■ **Data supplied**:
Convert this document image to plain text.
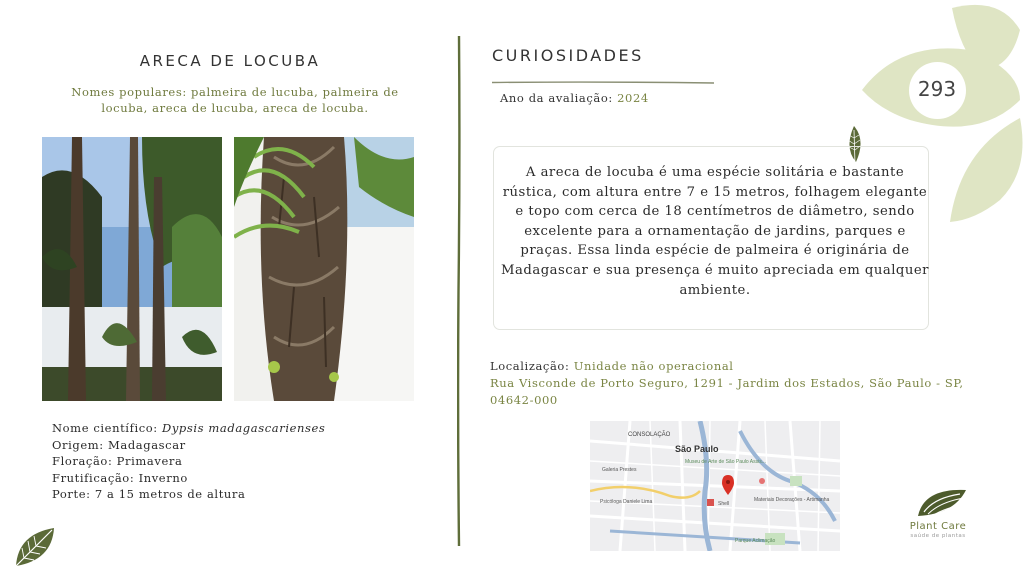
ARECA DE LOCUBA
Nomes populares: palmeira de lucuba, palmeira de locuba, areca de lucuba, areca de locuba.
Nome científico: Dypsis madagascarienses
Origem: Madagascar
Floração: Primavera
Frutificação: Inverno
Porte: 7 a 15 metros de altura
CURIOSIDADES
Ano da avaliação: 2024
A areca de locuba é uma espécie solitária e bastante rústica, com altura entre 7 e 15 metros, folhagem elegante e topo com cerca de 18 centímetros de diâmetro, sendo excelente para a ornamentação de jardins, parques e praças. Essa linda espécie de palmeira é originária de Madagascar e sua presença é muito apreciada em qualquer ambiente.
Localização: Unidade não operacional
Rua Visconde de Porto Seguro, 1291 - Jardim dos Estados, São Paulo - SP, 04642-000
CONSOLAÇÃO
São Paulo
Museu de Arte de São Paulo Assis...
Psicóloga Daniele Lima	Shell
Materiais Decorações - Artimanha
Parque Aclimação
Galeria Prestes
293
Plant Care
saúde de plantas
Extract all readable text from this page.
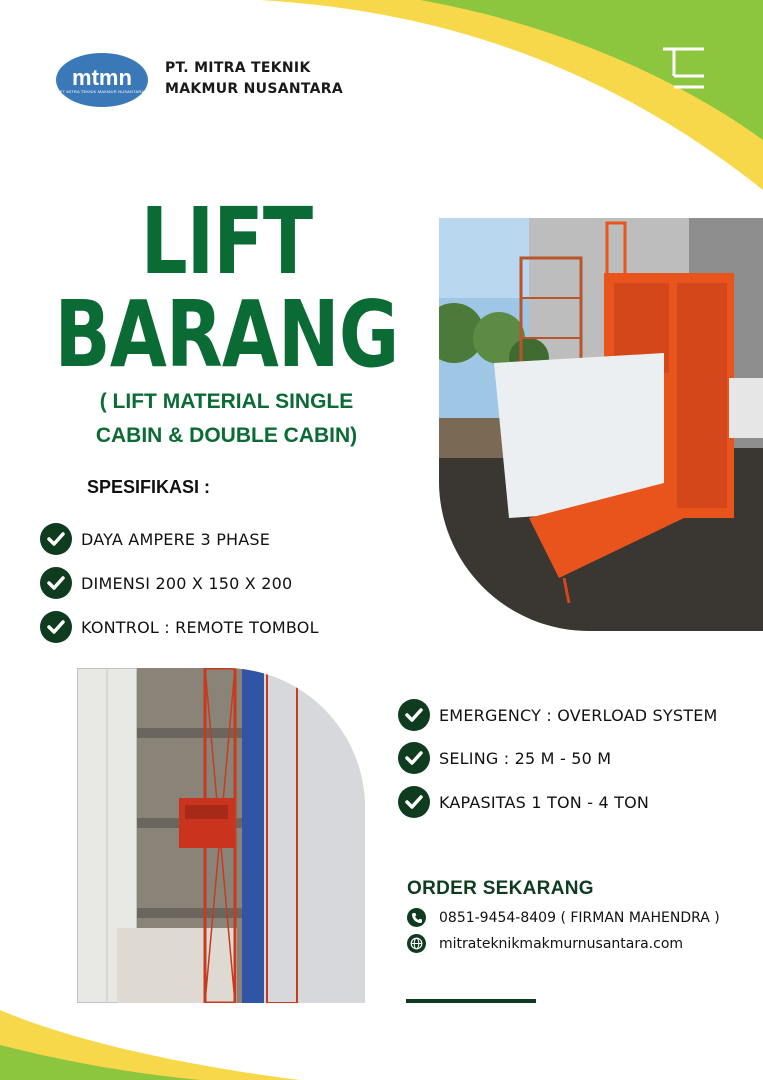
mtmn
PT MITRA TEKNIK MAKMUR NUSANTARA
PT. MITRA TEKNIK
MAKMUR NUSANTARA
LIFT
BARANG
( LIFT MATERIAL SINGLE
CABIN & DOUBLE CABIN)
SPESIFIKASI :
DAYA AMPERE 3 PHASE
DIMENSI 200 X 150 X 200
KONTROL : REMOTE TOMBOL
EMERGENCY : OVERLOAD SYSTEM
SELING : 25 M - 50 M
KAPASITAS 1 TON - 4 TON
ORDER SEKARANG
0851-9454-8409 ( FIRMAN MAHENDRA )
mitrateknikmakmurnusantara.com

■ **Exercise goal**:
Collect the lines of the data that carry the word "palmeira".

■ **Result below**:
Nomes populares: palmeira de lucuba, palmeira de locuba, areca de lucuba, areca de locuba.
A areca de locuba é uma espécie solitária e bastante rústica, com altura entre 7 e 15 metros, folhagem elegante e topo com cerca de 18 centímetros de diâmetro, sendo excelente para a ornamentação de jardins, parques e praças. Essa linda espécie de palmeira é originária de Madagascar e sua presença é muito apreciada em qualquer ambiente.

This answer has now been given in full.